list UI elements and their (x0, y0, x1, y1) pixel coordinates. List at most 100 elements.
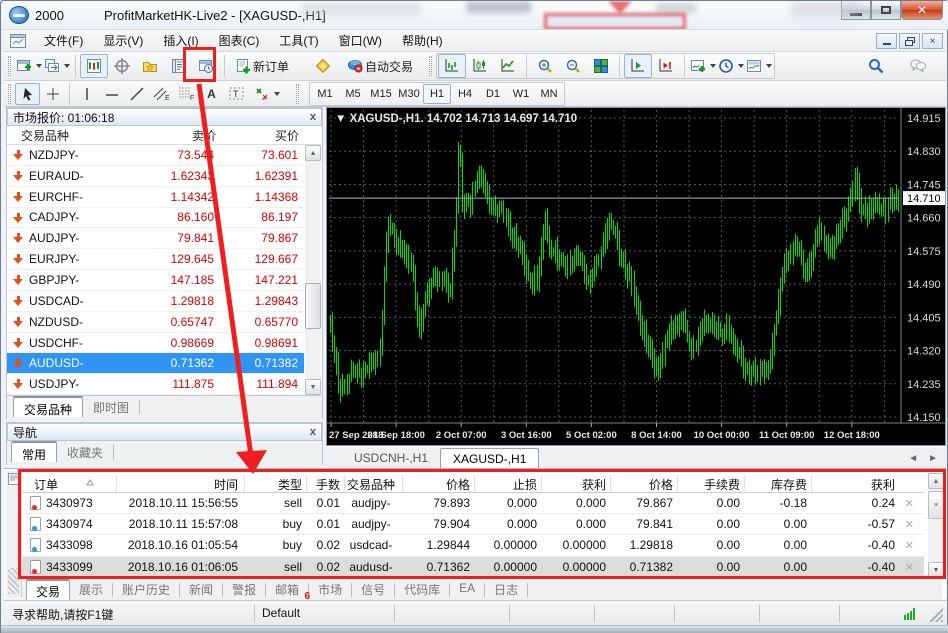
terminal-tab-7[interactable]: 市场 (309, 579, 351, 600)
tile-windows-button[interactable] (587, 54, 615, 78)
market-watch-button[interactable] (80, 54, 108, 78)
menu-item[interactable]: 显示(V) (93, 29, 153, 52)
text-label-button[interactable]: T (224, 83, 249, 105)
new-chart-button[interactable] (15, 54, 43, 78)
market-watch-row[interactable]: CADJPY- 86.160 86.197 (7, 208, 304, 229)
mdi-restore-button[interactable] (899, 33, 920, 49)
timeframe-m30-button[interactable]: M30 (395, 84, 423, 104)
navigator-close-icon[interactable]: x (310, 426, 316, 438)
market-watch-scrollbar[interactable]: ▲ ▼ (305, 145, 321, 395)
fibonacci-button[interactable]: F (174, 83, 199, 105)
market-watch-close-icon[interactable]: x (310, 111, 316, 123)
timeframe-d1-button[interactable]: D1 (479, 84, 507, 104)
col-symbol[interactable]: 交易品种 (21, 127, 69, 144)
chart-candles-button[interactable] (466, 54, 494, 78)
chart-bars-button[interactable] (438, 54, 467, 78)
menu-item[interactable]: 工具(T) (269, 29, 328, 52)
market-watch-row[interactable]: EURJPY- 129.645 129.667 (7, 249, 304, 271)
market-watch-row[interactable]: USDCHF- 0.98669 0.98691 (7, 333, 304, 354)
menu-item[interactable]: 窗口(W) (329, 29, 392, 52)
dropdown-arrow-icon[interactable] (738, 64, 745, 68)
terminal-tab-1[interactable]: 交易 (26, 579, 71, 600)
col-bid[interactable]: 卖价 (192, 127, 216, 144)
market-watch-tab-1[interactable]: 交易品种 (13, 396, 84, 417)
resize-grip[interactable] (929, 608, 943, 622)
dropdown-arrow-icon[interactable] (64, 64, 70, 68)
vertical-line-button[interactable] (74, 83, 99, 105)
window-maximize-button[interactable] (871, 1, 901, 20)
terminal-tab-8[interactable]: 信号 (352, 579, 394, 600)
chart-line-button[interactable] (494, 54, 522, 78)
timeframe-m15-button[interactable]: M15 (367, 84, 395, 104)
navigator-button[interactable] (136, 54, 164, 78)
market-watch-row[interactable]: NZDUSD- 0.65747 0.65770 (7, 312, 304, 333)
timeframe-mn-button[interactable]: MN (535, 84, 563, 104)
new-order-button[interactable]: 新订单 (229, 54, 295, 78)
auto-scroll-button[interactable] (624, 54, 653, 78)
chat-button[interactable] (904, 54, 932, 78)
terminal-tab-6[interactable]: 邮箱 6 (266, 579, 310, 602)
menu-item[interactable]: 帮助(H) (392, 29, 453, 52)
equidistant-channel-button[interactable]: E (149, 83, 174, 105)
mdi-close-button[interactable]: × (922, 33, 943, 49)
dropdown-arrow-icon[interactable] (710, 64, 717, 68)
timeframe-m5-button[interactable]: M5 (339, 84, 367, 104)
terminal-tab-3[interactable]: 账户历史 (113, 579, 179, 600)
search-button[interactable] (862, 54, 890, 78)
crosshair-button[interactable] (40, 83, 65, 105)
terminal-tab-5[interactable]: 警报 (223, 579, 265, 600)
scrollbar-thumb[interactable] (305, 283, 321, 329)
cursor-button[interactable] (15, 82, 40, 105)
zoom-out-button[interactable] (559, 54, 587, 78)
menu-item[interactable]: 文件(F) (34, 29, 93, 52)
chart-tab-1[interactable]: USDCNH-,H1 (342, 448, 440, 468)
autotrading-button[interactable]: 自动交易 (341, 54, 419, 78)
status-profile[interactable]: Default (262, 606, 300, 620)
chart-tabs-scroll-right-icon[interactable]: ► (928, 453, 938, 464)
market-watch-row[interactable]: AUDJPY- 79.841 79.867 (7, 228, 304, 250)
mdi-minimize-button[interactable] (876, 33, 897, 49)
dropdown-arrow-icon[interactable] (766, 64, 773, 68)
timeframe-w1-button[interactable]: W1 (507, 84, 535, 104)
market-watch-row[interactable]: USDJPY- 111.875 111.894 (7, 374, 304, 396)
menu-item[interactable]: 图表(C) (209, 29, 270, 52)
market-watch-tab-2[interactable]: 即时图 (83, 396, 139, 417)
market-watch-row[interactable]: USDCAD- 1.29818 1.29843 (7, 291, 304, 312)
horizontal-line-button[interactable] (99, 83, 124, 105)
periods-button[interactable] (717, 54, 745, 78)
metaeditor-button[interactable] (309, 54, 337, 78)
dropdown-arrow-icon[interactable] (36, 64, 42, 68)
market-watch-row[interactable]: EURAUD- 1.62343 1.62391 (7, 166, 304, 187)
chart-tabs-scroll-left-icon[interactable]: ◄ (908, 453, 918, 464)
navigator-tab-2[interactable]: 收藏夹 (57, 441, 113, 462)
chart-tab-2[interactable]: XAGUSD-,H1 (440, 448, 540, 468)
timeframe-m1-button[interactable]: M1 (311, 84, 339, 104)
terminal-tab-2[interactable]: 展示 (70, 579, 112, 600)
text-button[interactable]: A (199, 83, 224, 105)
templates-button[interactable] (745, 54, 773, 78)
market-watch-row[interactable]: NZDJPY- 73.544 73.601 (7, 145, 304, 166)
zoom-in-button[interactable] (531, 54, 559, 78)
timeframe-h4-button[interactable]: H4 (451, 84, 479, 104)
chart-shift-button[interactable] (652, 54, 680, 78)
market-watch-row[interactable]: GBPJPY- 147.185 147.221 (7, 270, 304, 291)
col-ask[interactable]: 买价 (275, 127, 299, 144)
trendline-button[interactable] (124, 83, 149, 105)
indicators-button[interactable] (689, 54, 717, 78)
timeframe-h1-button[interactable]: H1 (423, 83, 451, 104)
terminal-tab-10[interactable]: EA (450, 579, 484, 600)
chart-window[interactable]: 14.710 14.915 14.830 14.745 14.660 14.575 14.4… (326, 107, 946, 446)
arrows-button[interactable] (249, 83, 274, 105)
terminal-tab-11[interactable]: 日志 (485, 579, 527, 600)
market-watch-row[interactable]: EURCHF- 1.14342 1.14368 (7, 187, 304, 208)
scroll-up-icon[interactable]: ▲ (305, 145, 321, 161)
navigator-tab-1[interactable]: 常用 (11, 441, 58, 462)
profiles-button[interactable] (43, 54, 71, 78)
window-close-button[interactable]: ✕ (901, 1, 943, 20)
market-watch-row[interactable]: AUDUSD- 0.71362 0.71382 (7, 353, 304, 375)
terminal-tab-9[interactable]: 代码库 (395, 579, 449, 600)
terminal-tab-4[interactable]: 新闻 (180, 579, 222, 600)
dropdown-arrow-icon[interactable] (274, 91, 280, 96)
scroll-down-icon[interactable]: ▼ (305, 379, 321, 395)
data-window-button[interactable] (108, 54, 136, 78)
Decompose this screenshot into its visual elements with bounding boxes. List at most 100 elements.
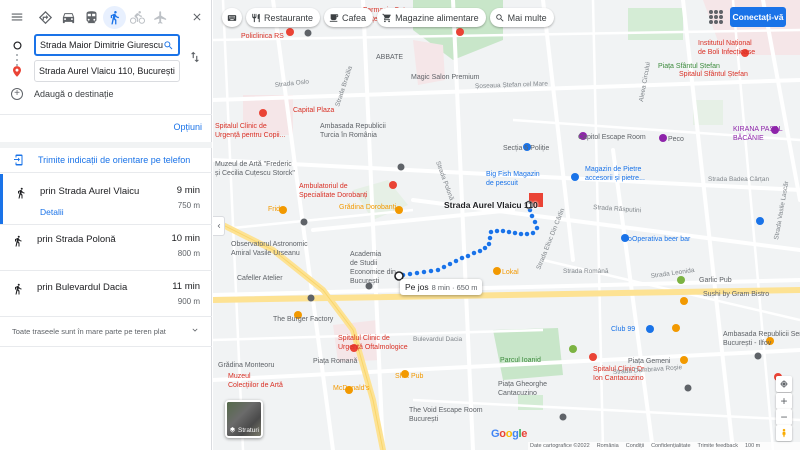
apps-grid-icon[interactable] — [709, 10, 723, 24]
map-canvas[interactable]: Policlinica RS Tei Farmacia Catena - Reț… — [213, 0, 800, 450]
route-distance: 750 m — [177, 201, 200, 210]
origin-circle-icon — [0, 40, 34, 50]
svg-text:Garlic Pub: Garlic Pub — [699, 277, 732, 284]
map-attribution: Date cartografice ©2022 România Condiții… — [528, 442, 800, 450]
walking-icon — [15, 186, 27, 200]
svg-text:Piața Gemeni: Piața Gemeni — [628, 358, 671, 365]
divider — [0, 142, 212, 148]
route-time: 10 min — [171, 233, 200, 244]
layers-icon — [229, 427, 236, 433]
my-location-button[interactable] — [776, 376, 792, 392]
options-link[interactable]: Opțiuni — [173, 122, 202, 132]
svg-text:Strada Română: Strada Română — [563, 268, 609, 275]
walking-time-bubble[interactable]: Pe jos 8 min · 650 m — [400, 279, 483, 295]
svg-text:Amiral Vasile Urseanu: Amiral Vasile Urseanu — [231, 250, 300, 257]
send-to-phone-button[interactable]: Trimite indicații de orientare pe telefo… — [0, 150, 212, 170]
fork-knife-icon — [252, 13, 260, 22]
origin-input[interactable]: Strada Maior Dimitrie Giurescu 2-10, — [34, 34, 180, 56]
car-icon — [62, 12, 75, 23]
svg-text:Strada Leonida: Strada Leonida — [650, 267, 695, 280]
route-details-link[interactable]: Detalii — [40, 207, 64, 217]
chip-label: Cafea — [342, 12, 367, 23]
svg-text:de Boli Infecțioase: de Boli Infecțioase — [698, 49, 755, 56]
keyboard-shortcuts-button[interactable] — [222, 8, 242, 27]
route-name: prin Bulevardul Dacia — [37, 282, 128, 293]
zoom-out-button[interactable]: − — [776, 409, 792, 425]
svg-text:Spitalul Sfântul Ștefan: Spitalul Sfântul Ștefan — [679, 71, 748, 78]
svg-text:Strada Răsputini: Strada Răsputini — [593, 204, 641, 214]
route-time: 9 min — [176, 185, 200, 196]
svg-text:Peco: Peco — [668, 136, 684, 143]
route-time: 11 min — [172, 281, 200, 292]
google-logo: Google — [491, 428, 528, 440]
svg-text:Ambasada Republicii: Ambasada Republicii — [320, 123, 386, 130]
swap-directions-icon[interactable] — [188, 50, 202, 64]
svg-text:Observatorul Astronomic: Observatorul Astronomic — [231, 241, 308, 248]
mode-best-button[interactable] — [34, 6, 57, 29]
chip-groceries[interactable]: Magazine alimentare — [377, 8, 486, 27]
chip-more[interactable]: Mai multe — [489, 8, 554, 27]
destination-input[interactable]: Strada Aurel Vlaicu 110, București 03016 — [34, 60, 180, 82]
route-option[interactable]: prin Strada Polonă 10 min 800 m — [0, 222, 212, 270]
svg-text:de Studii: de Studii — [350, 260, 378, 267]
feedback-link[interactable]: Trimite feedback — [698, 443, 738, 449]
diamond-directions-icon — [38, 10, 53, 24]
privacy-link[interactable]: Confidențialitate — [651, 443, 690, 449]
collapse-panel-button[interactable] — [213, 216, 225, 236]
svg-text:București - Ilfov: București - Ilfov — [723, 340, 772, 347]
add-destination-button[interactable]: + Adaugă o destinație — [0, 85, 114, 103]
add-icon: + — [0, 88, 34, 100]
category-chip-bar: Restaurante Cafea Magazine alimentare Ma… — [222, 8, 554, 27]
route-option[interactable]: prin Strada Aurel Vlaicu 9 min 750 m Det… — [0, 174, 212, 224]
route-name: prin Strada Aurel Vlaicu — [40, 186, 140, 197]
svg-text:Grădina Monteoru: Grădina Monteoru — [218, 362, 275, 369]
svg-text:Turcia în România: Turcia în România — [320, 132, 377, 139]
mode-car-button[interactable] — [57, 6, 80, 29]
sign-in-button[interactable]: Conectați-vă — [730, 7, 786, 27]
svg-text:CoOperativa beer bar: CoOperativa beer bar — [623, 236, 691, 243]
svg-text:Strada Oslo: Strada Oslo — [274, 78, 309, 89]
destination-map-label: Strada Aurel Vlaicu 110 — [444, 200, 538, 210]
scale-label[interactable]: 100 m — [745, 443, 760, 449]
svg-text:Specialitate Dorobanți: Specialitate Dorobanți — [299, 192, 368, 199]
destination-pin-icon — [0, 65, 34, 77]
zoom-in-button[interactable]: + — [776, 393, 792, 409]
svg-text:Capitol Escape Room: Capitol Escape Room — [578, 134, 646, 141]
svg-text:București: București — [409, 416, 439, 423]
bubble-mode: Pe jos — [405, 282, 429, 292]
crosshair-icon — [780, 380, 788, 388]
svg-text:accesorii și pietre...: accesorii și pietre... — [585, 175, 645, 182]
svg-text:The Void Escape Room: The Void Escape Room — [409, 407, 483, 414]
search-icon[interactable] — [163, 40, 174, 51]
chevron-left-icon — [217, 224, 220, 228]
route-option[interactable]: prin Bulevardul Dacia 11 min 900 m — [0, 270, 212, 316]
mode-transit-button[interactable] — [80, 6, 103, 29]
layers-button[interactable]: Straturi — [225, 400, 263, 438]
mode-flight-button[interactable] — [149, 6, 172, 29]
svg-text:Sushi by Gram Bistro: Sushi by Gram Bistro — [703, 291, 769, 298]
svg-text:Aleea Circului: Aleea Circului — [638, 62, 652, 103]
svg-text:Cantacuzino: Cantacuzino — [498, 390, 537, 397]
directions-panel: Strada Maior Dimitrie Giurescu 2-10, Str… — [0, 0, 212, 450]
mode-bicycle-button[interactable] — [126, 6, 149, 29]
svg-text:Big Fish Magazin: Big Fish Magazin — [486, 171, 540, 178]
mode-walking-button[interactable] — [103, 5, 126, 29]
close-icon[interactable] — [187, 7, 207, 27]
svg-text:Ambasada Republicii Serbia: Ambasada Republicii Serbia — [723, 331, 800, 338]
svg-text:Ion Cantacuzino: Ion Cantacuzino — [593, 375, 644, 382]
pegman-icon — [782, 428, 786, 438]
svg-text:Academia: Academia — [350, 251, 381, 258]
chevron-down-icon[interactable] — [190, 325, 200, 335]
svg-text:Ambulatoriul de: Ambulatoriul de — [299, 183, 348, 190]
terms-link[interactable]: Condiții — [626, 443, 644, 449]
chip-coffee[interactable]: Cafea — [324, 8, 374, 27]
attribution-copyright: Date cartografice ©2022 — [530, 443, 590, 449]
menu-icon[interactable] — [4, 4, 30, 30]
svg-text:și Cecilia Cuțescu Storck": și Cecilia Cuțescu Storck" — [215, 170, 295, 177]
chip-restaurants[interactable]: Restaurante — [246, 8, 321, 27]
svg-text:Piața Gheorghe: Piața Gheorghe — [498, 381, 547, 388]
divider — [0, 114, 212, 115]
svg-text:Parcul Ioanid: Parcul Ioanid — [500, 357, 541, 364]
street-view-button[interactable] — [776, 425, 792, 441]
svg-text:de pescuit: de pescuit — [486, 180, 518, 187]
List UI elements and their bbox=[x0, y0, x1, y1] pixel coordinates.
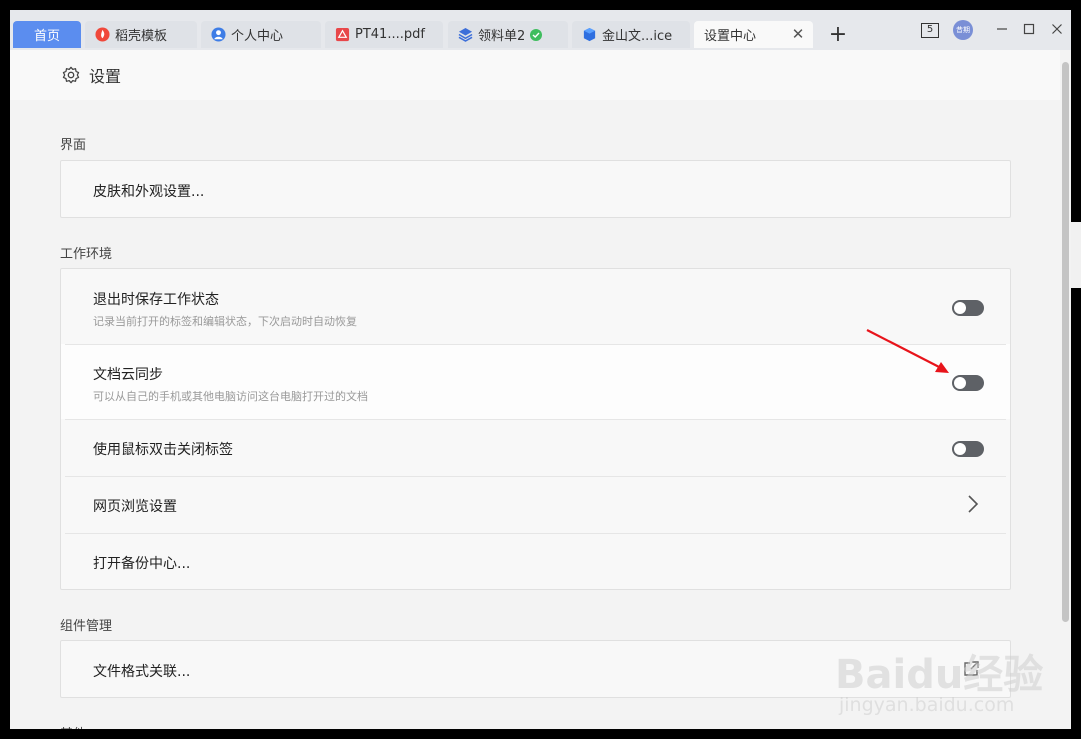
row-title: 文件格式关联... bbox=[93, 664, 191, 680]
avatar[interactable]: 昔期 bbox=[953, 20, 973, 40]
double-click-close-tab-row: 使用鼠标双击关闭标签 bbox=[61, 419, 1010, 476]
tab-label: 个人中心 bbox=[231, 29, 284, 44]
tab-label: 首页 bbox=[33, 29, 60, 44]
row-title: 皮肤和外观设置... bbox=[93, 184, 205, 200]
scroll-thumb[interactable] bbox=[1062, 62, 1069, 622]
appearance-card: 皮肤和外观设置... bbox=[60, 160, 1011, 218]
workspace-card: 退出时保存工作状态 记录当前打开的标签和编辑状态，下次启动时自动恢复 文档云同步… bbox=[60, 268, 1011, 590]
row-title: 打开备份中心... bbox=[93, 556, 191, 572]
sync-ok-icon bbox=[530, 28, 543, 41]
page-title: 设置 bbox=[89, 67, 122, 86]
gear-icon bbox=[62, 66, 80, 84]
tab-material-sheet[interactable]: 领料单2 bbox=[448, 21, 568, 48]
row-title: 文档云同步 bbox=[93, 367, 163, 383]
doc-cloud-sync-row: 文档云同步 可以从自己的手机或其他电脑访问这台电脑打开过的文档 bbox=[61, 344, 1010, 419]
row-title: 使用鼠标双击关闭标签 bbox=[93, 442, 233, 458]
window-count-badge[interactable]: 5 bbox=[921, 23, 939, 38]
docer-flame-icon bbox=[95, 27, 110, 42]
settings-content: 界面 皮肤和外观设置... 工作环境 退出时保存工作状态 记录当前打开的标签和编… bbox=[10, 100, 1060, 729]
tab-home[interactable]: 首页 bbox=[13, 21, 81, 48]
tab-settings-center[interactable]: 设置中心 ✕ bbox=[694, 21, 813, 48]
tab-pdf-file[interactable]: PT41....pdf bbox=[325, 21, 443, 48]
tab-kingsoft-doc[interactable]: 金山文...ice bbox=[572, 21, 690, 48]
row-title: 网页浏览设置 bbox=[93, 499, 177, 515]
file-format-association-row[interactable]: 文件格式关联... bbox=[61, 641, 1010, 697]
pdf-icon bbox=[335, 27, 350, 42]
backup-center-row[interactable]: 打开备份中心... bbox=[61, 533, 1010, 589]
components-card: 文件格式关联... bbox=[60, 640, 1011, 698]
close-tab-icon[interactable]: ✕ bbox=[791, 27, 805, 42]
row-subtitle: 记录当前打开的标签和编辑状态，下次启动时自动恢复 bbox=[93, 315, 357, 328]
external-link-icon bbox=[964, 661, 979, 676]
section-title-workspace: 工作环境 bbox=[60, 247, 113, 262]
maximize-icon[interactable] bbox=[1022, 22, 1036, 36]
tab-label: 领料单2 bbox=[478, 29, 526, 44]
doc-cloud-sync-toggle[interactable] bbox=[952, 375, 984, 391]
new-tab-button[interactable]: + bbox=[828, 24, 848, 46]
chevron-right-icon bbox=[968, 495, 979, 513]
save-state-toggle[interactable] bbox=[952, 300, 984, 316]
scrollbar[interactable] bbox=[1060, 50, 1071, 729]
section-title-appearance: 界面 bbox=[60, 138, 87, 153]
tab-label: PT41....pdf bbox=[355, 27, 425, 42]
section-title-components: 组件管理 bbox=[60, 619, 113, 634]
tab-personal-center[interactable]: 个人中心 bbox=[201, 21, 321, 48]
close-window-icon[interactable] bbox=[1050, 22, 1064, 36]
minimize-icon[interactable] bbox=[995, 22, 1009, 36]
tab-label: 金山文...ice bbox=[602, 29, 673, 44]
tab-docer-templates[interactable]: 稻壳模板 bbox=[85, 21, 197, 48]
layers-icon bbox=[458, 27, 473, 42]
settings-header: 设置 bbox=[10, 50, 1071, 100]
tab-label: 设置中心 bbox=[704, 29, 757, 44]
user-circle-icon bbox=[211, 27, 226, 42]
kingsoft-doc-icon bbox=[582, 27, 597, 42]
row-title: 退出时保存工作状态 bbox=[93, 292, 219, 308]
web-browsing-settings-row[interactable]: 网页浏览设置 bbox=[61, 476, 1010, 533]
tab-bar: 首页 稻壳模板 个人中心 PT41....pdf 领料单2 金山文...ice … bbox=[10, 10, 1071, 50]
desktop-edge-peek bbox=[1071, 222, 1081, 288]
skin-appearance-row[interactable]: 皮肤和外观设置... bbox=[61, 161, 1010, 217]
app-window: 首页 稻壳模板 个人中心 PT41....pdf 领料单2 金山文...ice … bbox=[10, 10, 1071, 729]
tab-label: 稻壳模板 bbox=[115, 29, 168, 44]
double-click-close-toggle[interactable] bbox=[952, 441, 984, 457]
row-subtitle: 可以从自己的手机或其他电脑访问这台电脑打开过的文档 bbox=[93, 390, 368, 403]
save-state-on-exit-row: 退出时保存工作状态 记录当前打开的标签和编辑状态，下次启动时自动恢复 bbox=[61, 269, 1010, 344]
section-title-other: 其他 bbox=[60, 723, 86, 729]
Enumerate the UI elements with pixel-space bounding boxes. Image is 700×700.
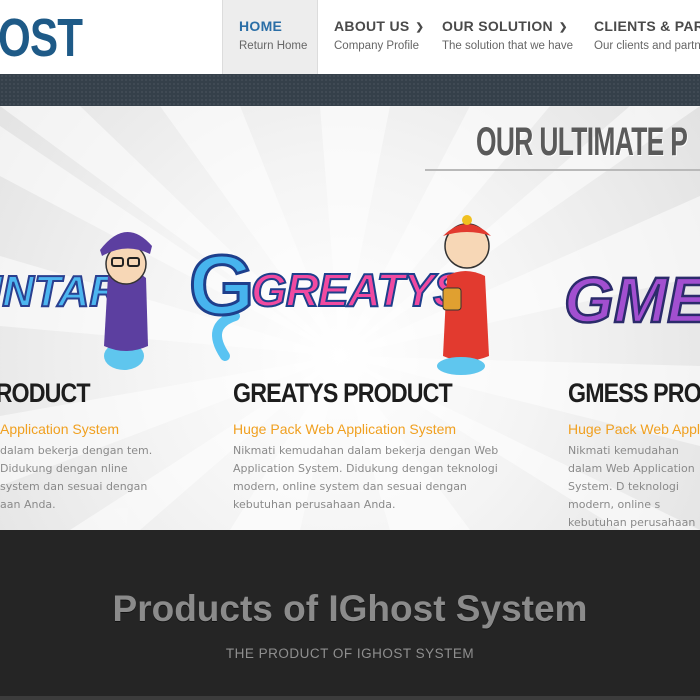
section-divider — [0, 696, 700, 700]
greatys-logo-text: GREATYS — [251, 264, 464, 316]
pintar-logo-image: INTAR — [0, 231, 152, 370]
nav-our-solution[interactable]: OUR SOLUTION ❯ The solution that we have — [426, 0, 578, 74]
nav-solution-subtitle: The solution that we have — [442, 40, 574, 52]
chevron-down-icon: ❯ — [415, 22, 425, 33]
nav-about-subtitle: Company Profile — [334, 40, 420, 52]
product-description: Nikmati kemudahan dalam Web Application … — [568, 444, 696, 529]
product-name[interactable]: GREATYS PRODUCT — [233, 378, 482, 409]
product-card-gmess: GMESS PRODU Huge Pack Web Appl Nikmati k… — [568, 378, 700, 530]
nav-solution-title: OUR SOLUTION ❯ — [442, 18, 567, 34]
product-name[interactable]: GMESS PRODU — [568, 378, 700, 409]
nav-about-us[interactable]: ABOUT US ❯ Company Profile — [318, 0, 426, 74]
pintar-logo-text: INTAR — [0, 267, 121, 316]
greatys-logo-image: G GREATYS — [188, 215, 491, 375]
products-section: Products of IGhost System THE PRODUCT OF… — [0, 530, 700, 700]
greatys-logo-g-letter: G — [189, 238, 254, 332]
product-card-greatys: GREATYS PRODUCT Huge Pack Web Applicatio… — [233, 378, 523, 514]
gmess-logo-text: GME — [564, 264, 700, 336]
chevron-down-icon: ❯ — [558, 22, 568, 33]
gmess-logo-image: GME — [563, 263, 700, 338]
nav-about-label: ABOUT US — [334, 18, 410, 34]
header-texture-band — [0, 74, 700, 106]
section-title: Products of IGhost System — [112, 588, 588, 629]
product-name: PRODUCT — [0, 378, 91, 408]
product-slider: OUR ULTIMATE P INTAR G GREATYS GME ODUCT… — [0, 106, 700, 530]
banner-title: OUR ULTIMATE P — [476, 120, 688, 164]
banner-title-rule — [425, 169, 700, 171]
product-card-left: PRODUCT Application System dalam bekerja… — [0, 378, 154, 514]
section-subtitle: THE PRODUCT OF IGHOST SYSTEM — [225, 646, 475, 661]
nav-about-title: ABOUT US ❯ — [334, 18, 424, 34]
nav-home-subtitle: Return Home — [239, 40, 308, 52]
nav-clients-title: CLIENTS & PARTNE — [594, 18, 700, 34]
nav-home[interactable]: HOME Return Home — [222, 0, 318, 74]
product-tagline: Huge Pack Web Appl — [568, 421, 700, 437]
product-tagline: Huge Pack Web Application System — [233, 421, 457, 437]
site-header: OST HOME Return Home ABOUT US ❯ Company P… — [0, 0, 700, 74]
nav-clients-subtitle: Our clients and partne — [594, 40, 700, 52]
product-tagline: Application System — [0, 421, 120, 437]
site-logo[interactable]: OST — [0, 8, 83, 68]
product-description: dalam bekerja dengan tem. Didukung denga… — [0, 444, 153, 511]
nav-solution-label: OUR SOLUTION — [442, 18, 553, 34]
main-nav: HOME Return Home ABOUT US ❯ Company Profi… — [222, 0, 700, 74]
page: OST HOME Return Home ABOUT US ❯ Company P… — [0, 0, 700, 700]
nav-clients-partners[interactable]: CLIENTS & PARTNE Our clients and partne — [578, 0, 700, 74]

================================

- [Objective]: List every line in the items above that contains the string "pintar".

- [Task response]:
pintar-logo-image: INTAR — [0, 231, 152, 370]
pintar-logo-text: INTAR — [0, 267, 121, 316]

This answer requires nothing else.